* MATERIAL SUPPLIED *
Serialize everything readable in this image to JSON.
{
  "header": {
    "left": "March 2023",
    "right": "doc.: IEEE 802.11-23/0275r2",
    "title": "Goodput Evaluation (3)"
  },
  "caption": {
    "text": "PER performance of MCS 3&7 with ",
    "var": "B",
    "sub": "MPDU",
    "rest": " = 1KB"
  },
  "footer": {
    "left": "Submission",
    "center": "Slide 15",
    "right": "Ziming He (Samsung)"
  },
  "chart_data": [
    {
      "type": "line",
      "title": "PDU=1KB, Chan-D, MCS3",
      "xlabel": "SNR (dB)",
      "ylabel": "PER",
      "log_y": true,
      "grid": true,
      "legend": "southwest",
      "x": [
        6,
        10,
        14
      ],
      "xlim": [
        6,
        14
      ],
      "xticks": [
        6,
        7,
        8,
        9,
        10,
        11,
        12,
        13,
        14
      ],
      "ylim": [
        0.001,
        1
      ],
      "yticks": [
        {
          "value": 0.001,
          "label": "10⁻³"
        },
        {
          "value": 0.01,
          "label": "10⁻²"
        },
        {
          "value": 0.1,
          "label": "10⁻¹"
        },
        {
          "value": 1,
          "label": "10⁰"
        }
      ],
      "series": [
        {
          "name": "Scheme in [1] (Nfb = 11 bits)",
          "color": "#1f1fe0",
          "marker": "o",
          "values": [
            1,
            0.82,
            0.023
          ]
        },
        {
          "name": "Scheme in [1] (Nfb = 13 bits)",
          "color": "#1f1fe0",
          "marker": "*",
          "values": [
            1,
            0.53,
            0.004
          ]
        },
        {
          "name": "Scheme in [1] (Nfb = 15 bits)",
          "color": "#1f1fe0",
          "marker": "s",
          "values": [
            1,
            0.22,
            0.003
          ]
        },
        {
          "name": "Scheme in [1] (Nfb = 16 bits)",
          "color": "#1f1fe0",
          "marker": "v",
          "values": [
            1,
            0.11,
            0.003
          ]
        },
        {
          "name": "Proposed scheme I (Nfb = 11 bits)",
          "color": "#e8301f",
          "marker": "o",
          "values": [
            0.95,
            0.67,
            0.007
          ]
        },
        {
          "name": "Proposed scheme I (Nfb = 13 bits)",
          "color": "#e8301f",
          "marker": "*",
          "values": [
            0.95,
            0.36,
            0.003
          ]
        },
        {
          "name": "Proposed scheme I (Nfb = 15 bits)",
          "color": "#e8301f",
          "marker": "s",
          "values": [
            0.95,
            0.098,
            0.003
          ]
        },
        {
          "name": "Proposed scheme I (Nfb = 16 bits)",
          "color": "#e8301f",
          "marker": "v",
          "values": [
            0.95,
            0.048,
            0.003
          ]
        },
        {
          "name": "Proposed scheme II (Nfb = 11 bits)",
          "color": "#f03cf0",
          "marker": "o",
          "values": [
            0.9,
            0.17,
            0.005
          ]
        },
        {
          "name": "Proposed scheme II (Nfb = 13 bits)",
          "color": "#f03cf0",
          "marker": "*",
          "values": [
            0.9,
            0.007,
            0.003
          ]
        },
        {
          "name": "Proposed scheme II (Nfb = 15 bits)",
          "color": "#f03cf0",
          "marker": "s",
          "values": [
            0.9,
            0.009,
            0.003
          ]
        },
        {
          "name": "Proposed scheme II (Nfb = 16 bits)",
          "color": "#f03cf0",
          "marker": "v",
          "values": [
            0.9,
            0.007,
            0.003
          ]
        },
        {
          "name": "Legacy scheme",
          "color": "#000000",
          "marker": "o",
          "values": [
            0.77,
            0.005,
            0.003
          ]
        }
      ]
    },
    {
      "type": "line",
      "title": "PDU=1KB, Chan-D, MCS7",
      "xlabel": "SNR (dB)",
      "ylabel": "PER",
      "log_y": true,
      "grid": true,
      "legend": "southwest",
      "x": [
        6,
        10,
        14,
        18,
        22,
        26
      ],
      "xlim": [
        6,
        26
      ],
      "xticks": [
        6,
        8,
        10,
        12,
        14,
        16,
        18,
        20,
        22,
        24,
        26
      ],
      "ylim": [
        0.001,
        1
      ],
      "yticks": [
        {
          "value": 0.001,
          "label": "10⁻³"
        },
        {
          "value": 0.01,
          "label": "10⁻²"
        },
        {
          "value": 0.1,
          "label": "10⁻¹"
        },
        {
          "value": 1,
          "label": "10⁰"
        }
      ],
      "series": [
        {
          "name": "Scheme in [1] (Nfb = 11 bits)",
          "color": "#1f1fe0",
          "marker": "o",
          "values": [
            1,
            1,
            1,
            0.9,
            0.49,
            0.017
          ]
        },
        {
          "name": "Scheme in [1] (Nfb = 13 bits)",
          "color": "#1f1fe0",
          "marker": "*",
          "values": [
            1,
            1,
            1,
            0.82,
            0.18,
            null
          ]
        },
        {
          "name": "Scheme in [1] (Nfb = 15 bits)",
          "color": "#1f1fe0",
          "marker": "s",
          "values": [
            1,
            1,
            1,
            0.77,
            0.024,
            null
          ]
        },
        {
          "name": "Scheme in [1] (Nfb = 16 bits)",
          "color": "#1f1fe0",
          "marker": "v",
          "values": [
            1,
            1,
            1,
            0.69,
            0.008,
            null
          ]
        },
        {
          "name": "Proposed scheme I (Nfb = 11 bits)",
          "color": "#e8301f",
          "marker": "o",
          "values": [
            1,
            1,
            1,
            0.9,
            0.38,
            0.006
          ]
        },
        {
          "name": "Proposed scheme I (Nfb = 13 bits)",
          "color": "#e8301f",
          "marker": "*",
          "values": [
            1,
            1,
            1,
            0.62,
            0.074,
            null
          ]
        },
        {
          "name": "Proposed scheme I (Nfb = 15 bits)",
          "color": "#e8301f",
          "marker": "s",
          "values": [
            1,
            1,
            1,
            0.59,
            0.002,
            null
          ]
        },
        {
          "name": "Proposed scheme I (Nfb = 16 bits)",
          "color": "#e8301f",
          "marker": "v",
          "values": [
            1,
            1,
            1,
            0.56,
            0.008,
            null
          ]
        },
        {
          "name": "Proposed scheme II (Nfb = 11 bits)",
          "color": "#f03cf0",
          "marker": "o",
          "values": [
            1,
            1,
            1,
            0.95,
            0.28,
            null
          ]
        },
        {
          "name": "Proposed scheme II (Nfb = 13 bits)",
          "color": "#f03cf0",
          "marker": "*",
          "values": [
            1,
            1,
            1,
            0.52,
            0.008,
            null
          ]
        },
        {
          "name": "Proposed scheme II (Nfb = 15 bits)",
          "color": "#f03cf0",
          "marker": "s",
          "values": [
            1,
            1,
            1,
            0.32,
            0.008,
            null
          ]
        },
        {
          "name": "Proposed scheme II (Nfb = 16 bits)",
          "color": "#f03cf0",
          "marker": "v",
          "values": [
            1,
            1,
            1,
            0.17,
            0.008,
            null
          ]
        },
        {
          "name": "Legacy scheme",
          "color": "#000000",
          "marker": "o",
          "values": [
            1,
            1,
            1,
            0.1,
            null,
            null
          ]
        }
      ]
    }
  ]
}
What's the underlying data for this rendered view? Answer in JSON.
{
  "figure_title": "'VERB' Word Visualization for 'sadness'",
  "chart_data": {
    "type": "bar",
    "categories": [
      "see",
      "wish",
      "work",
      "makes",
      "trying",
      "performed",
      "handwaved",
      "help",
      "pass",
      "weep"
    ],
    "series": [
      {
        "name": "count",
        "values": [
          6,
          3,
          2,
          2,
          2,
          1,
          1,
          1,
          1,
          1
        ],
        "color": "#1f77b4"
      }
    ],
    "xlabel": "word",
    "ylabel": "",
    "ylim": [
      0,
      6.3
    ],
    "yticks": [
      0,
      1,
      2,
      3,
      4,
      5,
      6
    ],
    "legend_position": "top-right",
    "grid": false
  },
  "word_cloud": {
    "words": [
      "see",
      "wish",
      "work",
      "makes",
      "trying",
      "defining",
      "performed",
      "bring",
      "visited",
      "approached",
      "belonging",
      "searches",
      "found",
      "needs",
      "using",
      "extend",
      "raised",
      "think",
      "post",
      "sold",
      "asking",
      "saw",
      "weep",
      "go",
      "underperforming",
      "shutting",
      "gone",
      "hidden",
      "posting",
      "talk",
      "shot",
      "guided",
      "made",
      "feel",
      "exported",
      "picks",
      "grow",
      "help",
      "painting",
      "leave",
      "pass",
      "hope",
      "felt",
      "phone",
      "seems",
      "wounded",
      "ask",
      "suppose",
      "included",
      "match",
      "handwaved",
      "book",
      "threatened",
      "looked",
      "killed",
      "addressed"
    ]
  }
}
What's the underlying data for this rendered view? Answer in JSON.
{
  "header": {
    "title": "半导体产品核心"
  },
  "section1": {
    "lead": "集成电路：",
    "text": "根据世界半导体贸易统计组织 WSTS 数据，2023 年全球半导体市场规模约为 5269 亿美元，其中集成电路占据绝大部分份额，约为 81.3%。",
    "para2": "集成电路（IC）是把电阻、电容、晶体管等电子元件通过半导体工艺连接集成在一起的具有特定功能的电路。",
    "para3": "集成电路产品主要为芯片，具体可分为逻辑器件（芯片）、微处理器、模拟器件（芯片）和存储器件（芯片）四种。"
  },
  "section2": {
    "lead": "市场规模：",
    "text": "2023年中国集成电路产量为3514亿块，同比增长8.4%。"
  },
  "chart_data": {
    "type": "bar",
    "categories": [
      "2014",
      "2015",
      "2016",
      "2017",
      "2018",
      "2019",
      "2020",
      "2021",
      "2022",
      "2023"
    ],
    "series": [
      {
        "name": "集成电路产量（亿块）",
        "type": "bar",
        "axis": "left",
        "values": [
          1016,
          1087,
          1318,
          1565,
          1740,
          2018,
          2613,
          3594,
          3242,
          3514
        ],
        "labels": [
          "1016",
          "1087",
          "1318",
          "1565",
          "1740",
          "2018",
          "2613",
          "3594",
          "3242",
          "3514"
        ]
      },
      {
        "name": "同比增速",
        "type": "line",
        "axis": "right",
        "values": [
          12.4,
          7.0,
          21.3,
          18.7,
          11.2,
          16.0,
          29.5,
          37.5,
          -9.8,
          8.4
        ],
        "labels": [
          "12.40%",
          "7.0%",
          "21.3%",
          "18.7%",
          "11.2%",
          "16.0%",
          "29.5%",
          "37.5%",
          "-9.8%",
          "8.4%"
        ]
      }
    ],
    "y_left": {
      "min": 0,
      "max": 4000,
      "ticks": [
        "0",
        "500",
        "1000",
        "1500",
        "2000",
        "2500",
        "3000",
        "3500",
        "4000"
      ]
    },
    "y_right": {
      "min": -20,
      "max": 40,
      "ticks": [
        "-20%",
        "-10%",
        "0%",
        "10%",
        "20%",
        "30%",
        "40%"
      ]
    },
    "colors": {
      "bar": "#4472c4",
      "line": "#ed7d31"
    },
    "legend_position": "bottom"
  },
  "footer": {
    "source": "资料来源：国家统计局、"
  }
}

* EXERCISE *
Lines containing the word "Chan" must all be returned from the material above.

* OUTPUT OF THE EXERCISE *
      "title": "PDU=1KB, Chan-D, MCS3",
      "title": "PDU=1KB, Chan-D, MCS7",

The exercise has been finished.